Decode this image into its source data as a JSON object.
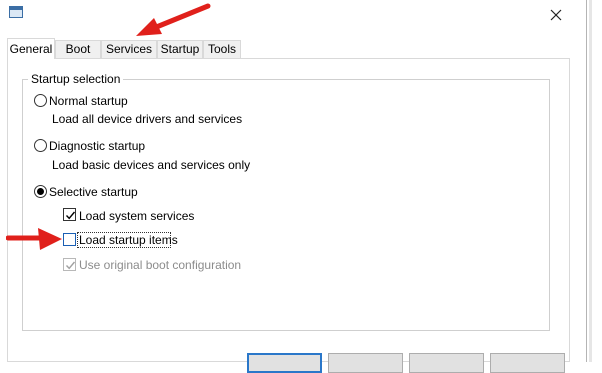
{
  "window": {
    "icon": "msconfig-window-icon",
    "close_icon": "close-icon"
  },
  "tabs": [
    {
      "label": "General",
      "active": true
    },
    {
      "label": "Boot",
      "active": false
    },
    {
      "label": "Services",
      "active": false
    },
    {
      "label": "Startup",
      "active": false
    },
    {
      "label": "Tools",
      "active": false
    }
  ],
  "startup_selection": {
    "title": "Startup selection",
    "normal": {
      "label": "Normal startup",
      "description": "Load all device drivers and services",
      "selected": false
    },
    "diagnostic": {
      "label": "Diagnostic startup",
      "description": "Load basic devices and services only",
      "selected": false
    },
    "selective": {
      "label": "Selective startup",
      "selected": true,
      "options": [
        {
          "label": "Load system services",
          "checked": true,
          "enabled": true
        },
        {
          "label": "Load startup items",
          "checked": false,
          "enabled": true
        },
        {
          "label": "Use original boot configuration",
          "checked": true,
          "enabled": false
        }
      ]
    }
  },
  "annotations": {
    "arrow_color": "#e0201b",
    "arrows": [
      "arrow pointing to Services tab",
      "arrow pointing to Load startup items checkbox"
    ]
  },
  "colors": {
    "focus_border": "#1a5fb4",
    "default_button_border": "#2a77c9",
    "disabled_text": "#8c8c8c"
  }
}
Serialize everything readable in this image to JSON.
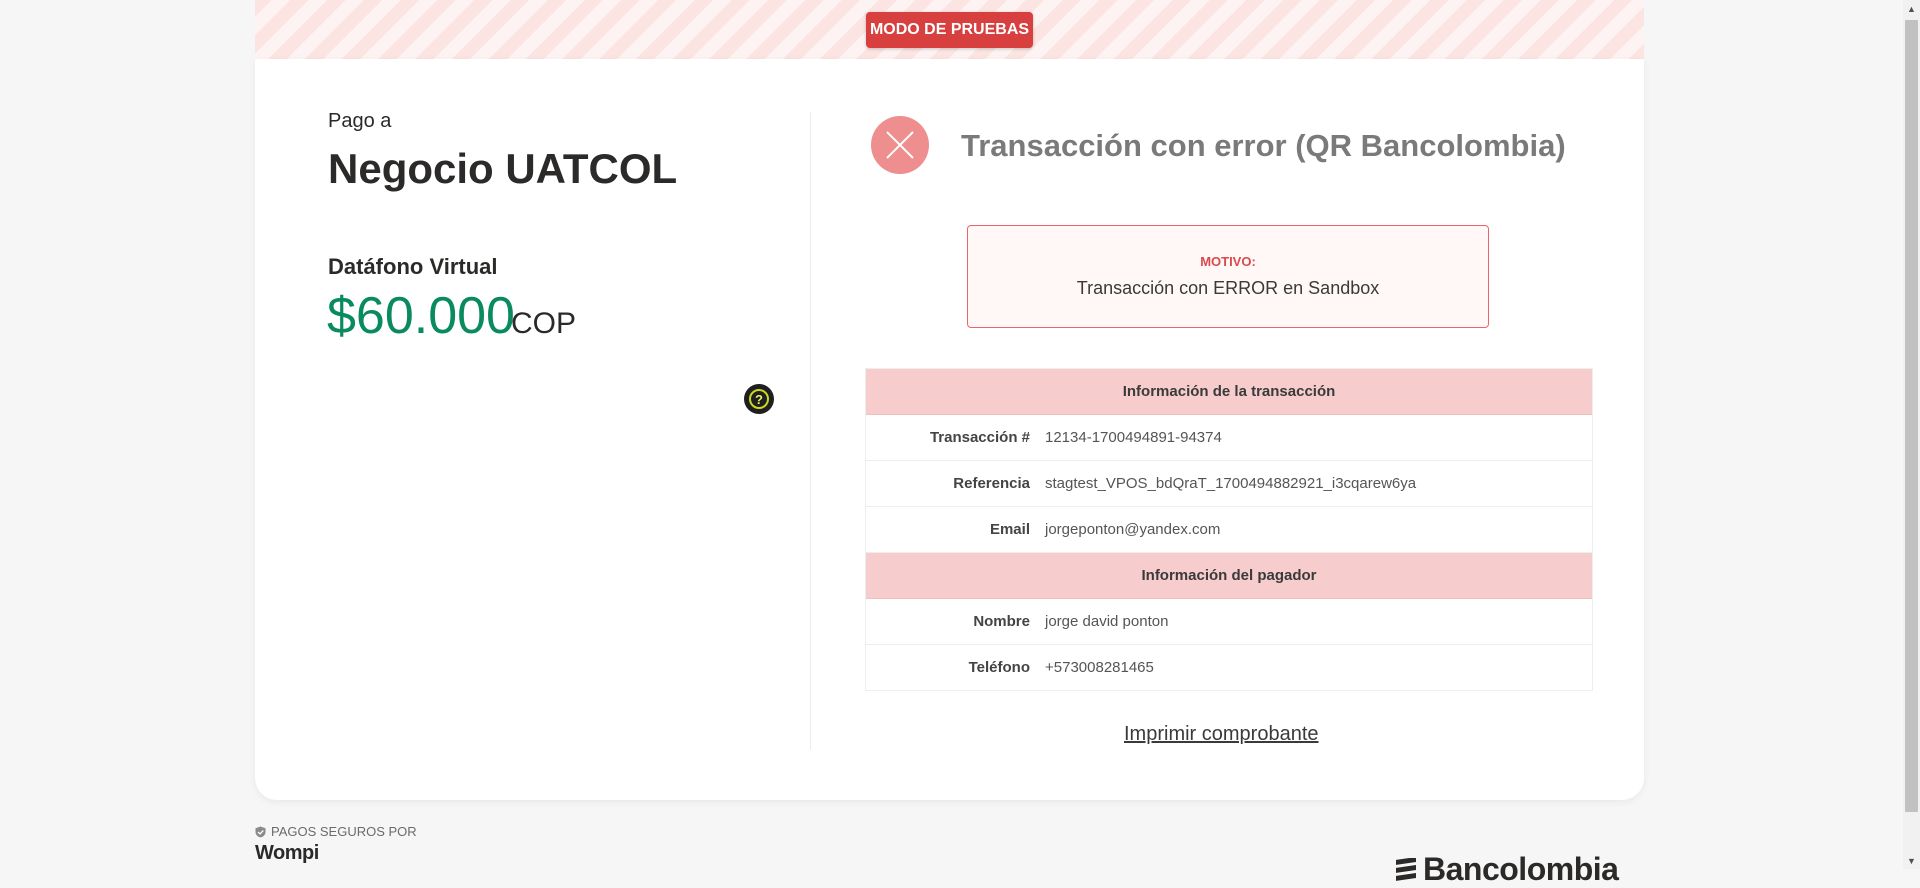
{
  "banner": {
    "test_mode": "MODO DE PRUEBAS"
  },
  "merchant": {
    "pay_to_label": "Pago a",
    "name": "Negocio UATCOL",
    "product": "Datáfono Virtual",
    "amount": "$60.000",
    "currency": "COP"
  },
  "help_icon": {
    "symbol": "?"
  },
  "status": {
    "icon": "x-circle-icon",
    "title": "Transacción con error (QR Bancolombia)",
    "reason_label": "MOTIVO:",
    "reason_text": "Transacción con ERROR en Sandbox"
  },
  "transaction_info": {
    "header": "Información de la transacción",
    "rows": [
      {
        "label": "Transacción #",
        "value": "12134-1700494891-94374"
      },
      {
        "label": "Referencia",
        "value": "stagtest_VPOS_bdQraT_1700494882921_i3cqarew6ya"
      },
      {
        "label": "Email",
        "value": "jorgeponton@yandex.com"
      }
    ]
  },
  "payer_info": {
    "header": "Información del pagador",
    "rows": [
      {
        "label": "Nombre",
        "value": "jorge david ponton"
      },
      {
        "label": "Teléfono",
        "value": "+573008281465"
      }
    ]
  },
  "print_link": "Imprimir comprobante",
  "footer": {
    "secure_label": "PAGOS SEGUROS POR",
    "secure_brand": "Wompi",
    "partner_brand": "Bancolombia"
  },
  "colors": {
    "accent_green": "#0a8a5f",
    "error_red": "#d83f3f",
    "section_pink": "#f7cccd"
  }
}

● ● ●

## WHAT TO WORK ON
The data above needs to be retyped exactly, with the images left out.

## EXERCISE ANSWER
Decode this image into its source data as a JSON object.
{
  "window": {
    "icon": "msconfig-window-icon",
    "close_icon": "close-icon"
  },
  "tabs": [
    {
      "label": "General",
      "active": true
    },
    {
      "label": "Boot",
      "active": false
    },
    {
      "label": "Services",
      "active": false
    },
    {
      "label": "Startup",
      "active": false
    },
    {
      "label": "Tools",
      "active": false
    }
  ],
  "startup_selection": {
    "title": "Startup selection",
    "normal": {
      "label": "Normal startup",
      "description": "Load all device drivers and services",
      "selected": false
    },
    "diagnostic": {
      "label": "Diagnostic startup",
      "description": "Load basic devices and services only",
      "selected": false
    },
    "selective": {
      "label": "Selective startup",
      "selected": true,
      "options": [
        {
          "label": "Load system services",
          "checked": true,
          "enabled": true
        },
        {
          "label": "Load startup items",
          "checked": false,
          "enabled": true
        },
        {
          "label": "Use original boot configuration",
          "checked": true,
          "enabled": false
        }
      ]
    }
  },
  "annotations": {
    "arrow_color": "#e0201b",
    "arrows": [
      "arrow pointing to Services tab",
      "arrow pointing to Load startup items checkbox"
    ]
  },
  "colors": {
    "focus_border": "#1a5fb4",
    "default_button_border": "#2a77c9",
    "disabled_text": "#8c8c8c"
  }
}
Serialize everything readable in this image to JSON.
{
  "banner": {
    "test_mode": "MODO DE PRUEBAS"
  },
  "merchant": {
    "pay_to_label": "Pago a",
    "name": "Negocio UATCOL",
    "product": "Datáfono Virtual",
    "amount": "$60.000",
    "currency": "COP"
  },
  "help_icon": {
    "symbol": "?"
  },
  "status": {
    "icon": "x-circle-icon",
    "title": "Transacción con error (QR Bancolombia)",
    "reason_label": "MOTIVO:",
    "reason_text": "Transacción con ERROR en Sandbox"
  },
  "transaction_info": {
    "header": "Información de la transacción",
    "rows": [
      {
        "label": "Transacción #",
        "value": "12134-1700494891-94374"
      },
      {
        "label": "Referencia",
        "value": "stagtest_VPOS_bdQraT_1700494882921_i3cqarew6ya"
      },
      {
        "label": "Email",
        "value": "jorgeponton@yandex.com"
      }
    ]
  },
  "payer_info": {
    "header": "Información del pagador",
    "rows": [
      {
        "label": "Nombre",
        "value": "jorge david ponton"
      },
      {
        "label": "Teléfono",
        "value": "+573008281465"
      }
    ]
  },
  "print_link": "Imprimir comprobante",
  "footer": {
    "secure_label": "PAGOS SEGUROS POR",
    "secure_brand": "Wompi",
    "partner_brand": "Bancolombia"
  },
  "colors": {
    "accent_green": "#0a8a5f",
    "error_red": "#d83f3f",
    "section_pink": "#f7cccd"
  }
}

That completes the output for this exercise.